EXERCISE AIM:
Print all entries word for word.

[start]

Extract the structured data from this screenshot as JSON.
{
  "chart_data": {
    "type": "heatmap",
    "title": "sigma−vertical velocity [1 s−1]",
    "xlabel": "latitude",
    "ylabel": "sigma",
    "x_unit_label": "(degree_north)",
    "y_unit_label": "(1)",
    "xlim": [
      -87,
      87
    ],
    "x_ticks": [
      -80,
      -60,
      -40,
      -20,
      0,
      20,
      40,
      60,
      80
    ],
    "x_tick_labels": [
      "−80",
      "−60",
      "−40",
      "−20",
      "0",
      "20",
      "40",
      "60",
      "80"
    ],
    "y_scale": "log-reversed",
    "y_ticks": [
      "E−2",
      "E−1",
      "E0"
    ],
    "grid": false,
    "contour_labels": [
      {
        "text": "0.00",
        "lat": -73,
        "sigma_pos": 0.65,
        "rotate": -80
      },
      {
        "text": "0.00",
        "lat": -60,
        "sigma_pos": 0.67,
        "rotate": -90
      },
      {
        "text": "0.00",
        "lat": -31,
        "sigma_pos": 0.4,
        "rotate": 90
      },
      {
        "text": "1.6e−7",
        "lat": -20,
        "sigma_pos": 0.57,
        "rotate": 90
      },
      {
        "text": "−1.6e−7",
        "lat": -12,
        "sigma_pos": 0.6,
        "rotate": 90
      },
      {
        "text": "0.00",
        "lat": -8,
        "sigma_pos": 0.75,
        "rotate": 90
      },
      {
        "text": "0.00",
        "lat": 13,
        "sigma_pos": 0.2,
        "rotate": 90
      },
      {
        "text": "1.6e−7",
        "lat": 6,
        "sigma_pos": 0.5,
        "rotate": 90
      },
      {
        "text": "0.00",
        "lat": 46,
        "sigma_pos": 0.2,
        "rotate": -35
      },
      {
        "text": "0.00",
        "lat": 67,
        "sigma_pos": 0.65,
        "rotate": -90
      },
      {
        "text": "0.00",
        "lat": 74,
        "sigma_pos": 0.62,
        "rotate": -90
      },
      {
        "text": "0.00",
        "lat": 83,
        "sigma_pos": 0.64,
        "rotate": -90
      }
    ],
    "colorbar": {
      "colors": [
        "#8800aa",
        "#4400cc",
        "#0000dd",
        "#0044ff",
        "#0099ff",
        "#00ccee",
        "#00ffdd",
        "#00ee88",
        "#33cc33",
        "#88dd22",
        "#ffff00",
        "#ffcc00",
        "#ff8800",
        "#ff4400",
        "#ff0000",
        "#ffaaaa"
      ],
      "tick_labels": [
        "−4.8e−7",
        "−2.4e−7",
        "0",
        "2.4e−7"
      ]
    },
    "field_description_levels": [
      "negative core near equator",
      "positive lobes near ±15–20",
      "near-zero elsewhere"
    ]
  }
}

[end]

SOLUTION FOR THIS EXERCISE:
Extract the structured data from this screenshot as JSON.
{
  "chart_data": {
    "type": "heatmap",
    "title": "sigma−vertical velocity [1 s−1]",
    "xlabel": "latitude",
    "ylabel": "sigma",
    "x_unit_label": "(degree_north)",
    "y_unit_label": "(1)",
    "xlim": [
      -87,
      87
    ],
    "x_ticks": [
      -80,
      -60,
      -40,
      -20,
      0,
      20,
      40,
      60,
      80
    ],
    "x_tick_labels": [
      "−80",
      "−60",
      "−40",
      "−20",
      "0",
      "20",
      "40",
      "60",
      "80"
    ],
    "y_scale": "log-reversed",
    "y_ticks": [
      "E−2",
      "E−1",
      "E0"
    ],
    "grid": false,
    "contour_labels": [
      {
        "text": "0.00",
        "lat": -73,
        "sigma_pos": 0.65,
        "rotate": -80
      },
      {
        "text": "0.00",
        "lat": -60,
        "sigma_pos": 0.67,
        "rotate": -90
      },
      {
        "text": "0.00",
        "lat": -31,
        "sigma_pos": 0.4,
        "rotate": 90
      },
      {
        "text": "1.6e−7",
        "lat": -20,
        "sigma_pos": 0.57,
        "rotate": 90
      },
      {
        "text": "−1.6e−7",
        "lat": -12,
        "sigma_pos": 0.6,
        "rotate": 90
      },
      {
        "text": "0.00",
        "lat": -8,
        "sigma_pos": 0.75,
        "rotate": 90
      },
      {
        "text": "0.00",
        "lat": 13,
        "sigma_pos": 0.2,
        "rotate": 90
      },
      {
        "text": "1.6e−7",
        "lat": 6,
        "sigma_pos": 0.5,
        "rotate": 90
      },
      {
        "text": "0.00",
        "lat": 46,
        "sigma_pos": 0.2,
        "rotate": -35
      },
      {
        "text": "0.00",
        "lat": 67,
        "sigma_pos": 0.65,
        "rotate": -90
      },
      {
        "text": "0.00",
        "lat": 74,
        "sigma_pos": 0.62,
        "rotate": -90
      },
      {
        "text": "0.00",
        "lat": 83,
        "sigma_pos": 0.64,
        "rotate": -90
      }
    ],
    "colorbar": {
      "colors": [
        "#8800aa",
        "#4400cc",
        "#0000dd",
        "#0044ff",
        "#0099ff",
        "#00ccee",
        "#00ffdd",
        "#00ee88",
        "#33cc33",
        "#88dd22",
        "#ffff00",
        "#ffcc00",
        "#ff8800",
        "#ff4400",
        "#ff0000",
        "#ffaaaa"
      ],
      "tick_labels": [
        "−4.8e−7",
        "−2.4e−7",
        "0",
        "2.4e−7"
      ]
    },
    "field_description_levels": [
      "negative core near equator",
      "positive lobes near ±15–20",
      "near-zero elsewhere"
    ]
  }
}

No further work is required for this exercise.